[Data listing]
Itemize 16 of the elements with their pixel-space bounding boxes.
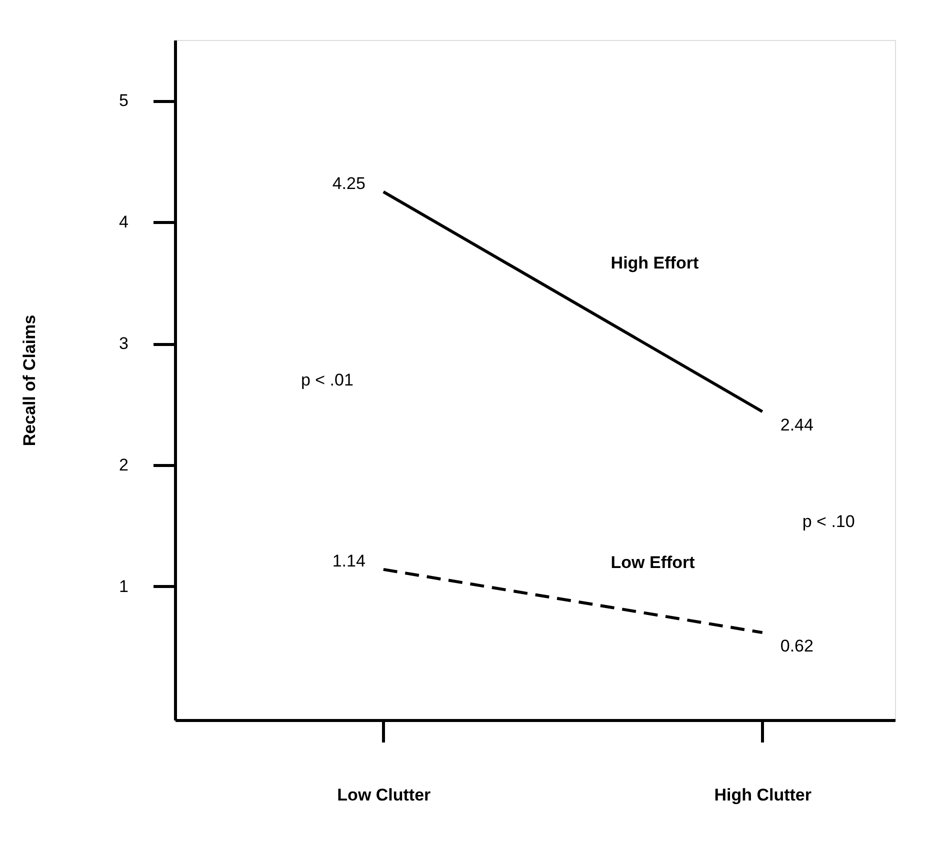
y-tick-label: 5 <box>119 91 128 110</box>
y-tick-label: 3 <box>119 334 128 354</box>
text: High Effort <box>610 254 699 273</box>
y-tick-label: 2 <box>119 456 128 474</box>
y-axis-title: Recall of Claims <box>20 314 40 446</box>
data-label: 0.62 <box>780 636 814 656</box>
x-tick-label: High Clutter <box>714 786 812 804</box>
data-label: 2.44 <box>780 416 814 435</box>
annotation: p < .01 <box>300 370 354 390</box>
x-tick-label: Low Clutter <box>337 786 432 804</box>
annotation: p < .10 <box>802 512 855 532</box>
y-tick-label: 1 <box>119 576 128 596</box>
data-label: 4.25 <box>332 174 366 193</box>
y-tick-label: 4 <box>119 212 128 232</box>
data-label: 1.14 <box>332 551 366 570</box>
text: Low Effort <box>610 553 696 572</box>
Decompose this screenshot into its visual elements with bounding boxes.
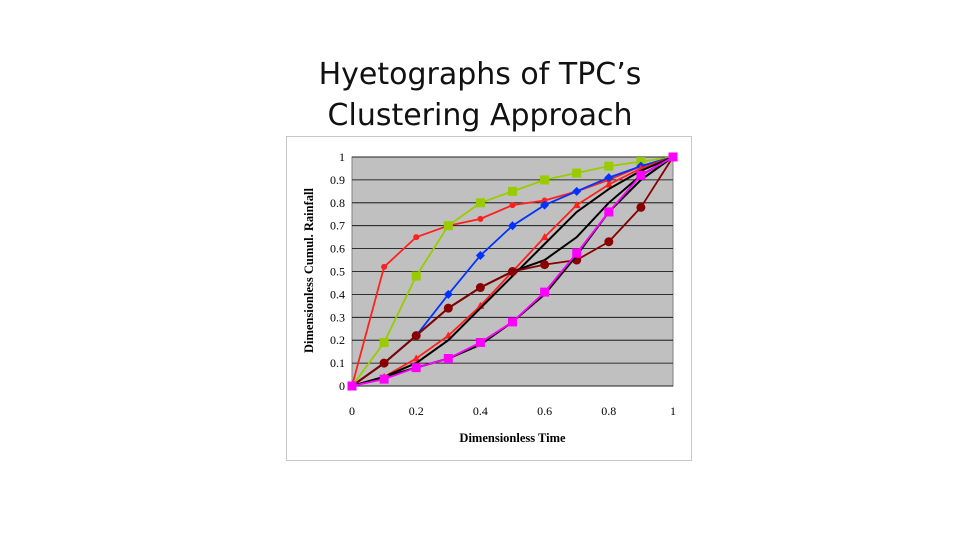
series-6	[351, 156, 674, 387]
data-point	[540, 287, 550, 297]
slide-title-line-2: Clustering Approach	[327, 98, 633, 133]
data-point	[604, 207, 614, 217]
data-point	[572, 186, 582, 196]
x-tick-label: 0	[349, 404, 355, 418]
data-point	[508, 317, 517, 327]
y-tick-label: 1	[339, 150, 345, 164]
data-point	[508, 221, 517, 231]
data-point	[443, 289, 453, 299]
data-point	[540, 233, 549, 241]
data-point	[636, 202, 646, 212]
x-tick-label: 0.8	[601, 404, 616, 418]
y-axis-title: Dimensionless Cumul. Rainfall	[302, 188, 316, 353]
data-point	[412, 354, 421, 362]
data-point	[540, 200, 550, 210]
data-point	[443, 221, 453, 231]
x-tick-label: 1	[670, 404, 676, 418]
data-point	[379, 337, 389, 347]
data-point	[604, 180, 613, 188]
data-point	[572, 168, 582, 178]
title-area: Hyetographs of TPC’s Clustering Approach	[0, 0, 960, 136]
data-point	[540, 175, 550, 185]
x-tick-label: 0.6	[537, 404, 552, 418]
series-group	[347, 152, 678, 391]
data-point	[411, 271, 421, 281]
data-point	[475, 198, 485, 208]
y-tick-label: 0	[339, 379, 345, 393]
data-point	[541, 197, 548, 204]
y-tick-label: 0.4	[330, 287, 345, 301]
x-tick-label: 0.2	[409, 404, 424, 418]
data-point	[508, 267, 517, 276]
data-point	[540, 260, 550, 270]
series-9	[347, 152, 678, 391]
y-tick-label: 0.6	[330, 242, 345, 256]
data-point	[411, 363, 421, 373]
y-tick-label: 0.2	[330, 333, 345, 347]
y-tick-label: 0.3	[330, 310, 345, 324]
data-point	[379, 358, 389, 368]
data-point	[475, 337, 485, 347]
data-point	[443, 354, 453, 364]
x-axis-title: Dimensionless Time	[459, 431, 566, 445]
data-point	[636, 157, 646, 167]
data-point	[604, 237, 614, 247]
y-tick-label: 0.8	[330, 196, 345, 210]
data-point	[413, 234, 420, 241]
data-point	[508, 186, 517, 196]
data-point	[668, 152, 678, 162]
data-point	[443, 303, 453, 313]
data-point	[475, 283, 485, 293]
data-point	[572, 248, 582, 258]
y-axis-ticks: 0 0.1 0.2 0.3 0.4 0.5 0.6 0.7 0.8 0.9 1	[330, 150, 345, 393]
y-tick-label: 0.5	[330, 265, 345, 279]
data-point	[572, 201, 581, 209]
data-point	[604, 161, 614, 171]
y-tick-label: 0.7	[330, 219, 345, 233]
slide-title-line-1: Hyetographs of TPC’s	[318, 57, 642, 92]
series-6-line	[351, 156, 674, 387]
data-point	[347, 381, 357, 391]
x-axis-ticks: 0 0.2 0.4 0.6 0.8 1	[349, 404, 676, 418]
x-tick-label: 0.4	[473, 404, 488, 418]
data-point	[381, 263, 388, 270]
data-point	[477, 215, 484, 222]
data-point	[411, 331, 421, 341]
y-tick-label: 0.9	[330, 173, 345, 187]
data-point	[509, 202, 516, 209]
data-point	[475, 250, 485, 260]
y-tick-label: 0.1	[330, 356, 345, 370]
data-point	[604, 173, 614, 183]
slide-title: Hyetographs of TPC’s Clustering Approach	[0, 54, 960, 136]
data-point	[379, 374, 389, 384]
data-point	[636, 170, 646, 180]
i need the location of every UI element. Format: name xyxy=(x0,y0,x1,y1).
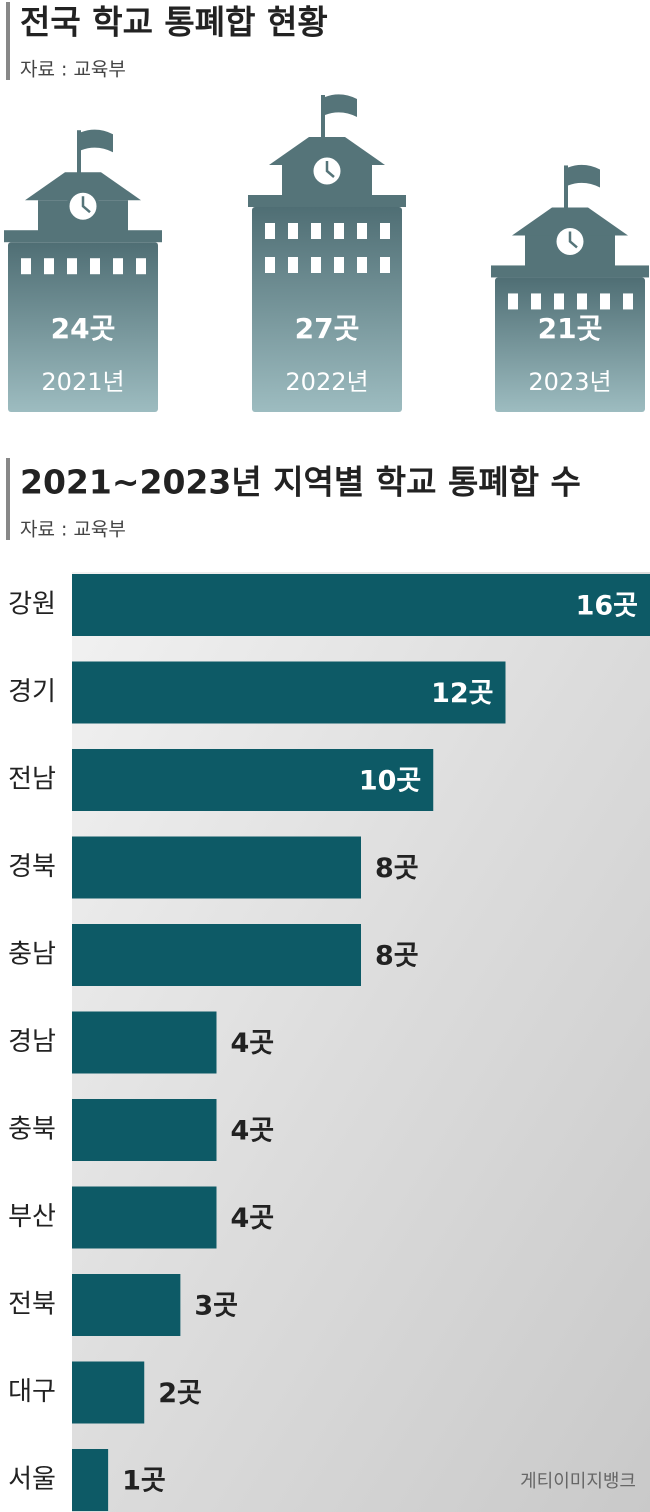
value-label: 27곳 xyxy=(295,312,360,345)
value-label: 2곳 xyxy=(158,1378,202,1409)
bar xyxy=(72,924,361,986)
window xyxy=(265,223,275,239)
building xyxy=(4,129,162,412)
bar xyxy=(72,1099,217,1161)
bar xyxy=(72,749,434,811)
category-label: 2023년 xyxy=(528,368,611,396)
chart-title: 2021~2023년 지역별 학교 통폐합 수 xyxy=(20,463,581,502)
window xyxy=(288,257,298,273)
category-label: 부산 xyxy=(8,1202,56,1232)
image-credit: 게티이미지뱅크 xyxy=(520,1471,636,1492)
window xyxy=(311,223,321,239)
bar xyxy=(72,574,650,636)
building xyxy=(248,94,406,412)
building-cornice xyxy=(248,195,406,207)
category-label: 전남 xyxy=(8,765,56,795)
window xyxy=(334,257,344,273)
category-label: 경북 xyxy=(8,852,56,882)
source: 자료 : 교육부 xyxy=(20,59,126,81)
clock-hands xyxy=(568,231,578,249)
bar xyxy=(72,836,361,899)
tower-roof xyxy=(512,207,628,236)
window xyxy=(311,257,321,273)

- [Objective]: Reproduce the material above with every occurrence of "data-point" changed to "scatter-point" and all other text left unchanged. Omit the pictures from your answer.

- [Exercise result]:
Itemize 16 of the elements with their pixel-space bounding boxes.
y-tick-label: 5 <box>119 91 128 110</box>
y-tick-label: 3 <box>119 334 128 354</box>
text: High Effort <box>610 254 699 273</box>
y-tick-label: 2 <box>119 456 128 474</box>
y-axis-title: Recall of Claims <box>20 314 40 446</box>
data-label: 0.62 <box>780 636 814 656</box>
x-tick-label: High Clutter <box>714 786 812 804</box>
data-label: 2.44 <box>780 416 814 435</box>
annotation: p < .01 <box>300 370 354 390</box>
x-tick-label: Low Clutter <box>337 786 432 804</box>
annotation: p < .10 <box>802 512 855 532</box>
y-tick-label: 1 <box>119 576 128 596</box>
data-label: 4.25 <box>332 174 366 193</box>
y-tick-label: 4 <box>119 212 128 232</box>
data-label: 1.14 <box>332 551 366 570</box>
text: Low Effort <box>610 553 696 572</box>
Decompose this screenshot into its visual elements with bounding boxes.
series-6	[351, 156, 674, 387]
scatter-point	[540, 287, 550, 297]
slide-title-line-2: Clustering Approach	[327, 98, 633, 133]
scatter-point	[604, 207, 614, 217]
scatter-point	[572, 186, 582, 196]
x-tick-label: 0	[349, 404, 355, 418]
scatter-point	[508, 317, 517, 327]
y-tick-label: 1	[339, 150, 345, 164]
scatter-point	[508, 221, 517, 231]
scatter-point	[443, 289, 453, 299]
scatter-point	[540, 233, 549, 241]
scatter-point	[636, 202, 646, 212]
x-tick-label: 0.8	[601, 404, 616, 418]
y-axis-title: Dimensionless Cumul. Rainfall	[302, 188, 316, 353]
scatter-point	[412, 354, 421, 362]
scatter-point	[540, 200, 550, 210]
scatter-point	[443, 221, 453, 231]
x-tick-label: 1	[670, 404, 676, 418]
scatter-point	[379, 337, 389, 347]
scatter-point	[604, 180, 613, 188]
scatter-point	[572, 168, 582, 178]
title-area: Hyetographs of TPC’s Clustering Approach	[0, 0, 960, 136]
scatter-point	[540, 175, 550, 185]
x-tick-label: 0.6	[537, 404, 552, 418]
series-group	[347, 152, 678, 391]
scatter-point	[411, 271, 421, 281]
scatter-point	[475, 198, 485, 208]
y-tick-label: 0	[339, 379, 345, 393]
scatter-point	[541, 197, 548, 204]
y-tick-label: 0.4	[330, 287, 345, 301]
x-tick-label: 0.2	[409, 404, 424, 418]
scatter-point	[508, 267, 517, 276]
scatter-point	[540, 260, 550, 270]
series-9	[347, 152, 678, 391]
y-tick-label: 0.6	[330, 242, 345, 256]
scatter-point	[411, 363, 421, 373]
y-tick-label: 0.2	[330, 333, 345, 347]
y-tick-label: 0.3	[330, 310, 345, 324]
scatter-point	[379, 358, 389, 368]
scatter-point	[475, 337, 485, 347]
scatter-point	[443, 354, 453, 364]
x-axis-title: Dimensionless Time	[459, 431, 566, 445]
scatter-point	[636, 157, 646, 167]
scatter-point	[604, 237, 614, 247]
y-tick-label: 0.8	[330, 196, 345, 210]
scatter-point	[413, 234, 420, 241]
scatter-point	[508, 186, 517, 196]
scatter-point	[668, 152, 678, 162]
scatter-point	[443, 303, 453, 313]
scatter-point	[475, 283, 485, 293]
scatter-point	[572, 248, 582, 258]
y-axis-ticks: 0 0.1 0.2 0.3 0.4 0.5 0.6 0.7 0.8 0.9 1	[330, 150, 345, 393]
y-tick-label: 0.5	[330, 265, 345, 279]
scatter-point	[572, 201, 581, 209]
scatter-point	[604, 161, 614, 171]
y-tick-label: 0.7	[330, 219, 345, 233]
slide-title-line-1: Hyetographs of TPC’s	[318, 57, 642, 92]
series-6-line	[351, 156, 674, 387]
scatter-point	[347, 381, 357, 391]
x-axis-ticks: 0 0.2 0.4 0.6 0.8 1	[349, 404, 676, 418]
x-tick-label: 0.4	[473, 404, 488, 418]
scatter-point	[381, 263, 388, 270]
scatter-point	[477, 215, 484, 222]
scatter-point	[411, 331, 421, 341]
y-tick-label: 0.9	[330, 173, 345, 187]
scatter-point	[509, 202, 516, 209]
scatter-point	[475, 250, 485, 260]
y-tick-label: 0.1	[330, 356, 345, 370]
scatter-point	[604, 173, 614, 183]
slide-title: Hyetographs of TPC’s Clustering Approach	[0, 54, 960, 136]
scatter-point	[379, 374, 389, 384]
scatter-point	[636, 170, 646, 180]
i need the location of every UI element. Format: name xyxy=(x0,y0,x1,y1).
value-label: 27곳 xyxy=(295,312,360,345)
value-label: 2곳 xyxy=(158,1378,202,1409)
bar xyxy=(72,924,361,986)
window xyxy=(265,223,275,239)
building xyxy=(4,129,162,412)
bar xyxy=(72,1099,217,1161)
bar xyxy=(72,749,434,811)
category-label: 2023년 xyxy=(528,368,611,396)
chart-title: 2021~2023년 지역별 학교 통폐합 수 xyxy=(20,463,581,502)
window xyxy=(288,257,298,273)
category-label: 부산 xyxy=(8,1202,56,1232)
image-credit: 게티이미지뱅크 xyxy=(520,1471,636,1492)
window xyxy=(311,223,321,239)
bar xyxy=(72,574,650,636)
building xyxy=(248,94,406,412)
building-cornice xyxy=(248,195,406,207)
category-label: 전남 xyxy=(8,765,56,795)
window xyxy=(334,257,344,273)
category-label: 경북 xyxy=(8,852,56,882)
source: 자료 : 교육부 xyxy=(20,59,126,81)
clock-hands xyxy=(568,231,578,249)
bar xyxy=(72,836,361,899)
tower-roof xyxy=(512,207,628,236)
window xyxy=(311,257,321,273)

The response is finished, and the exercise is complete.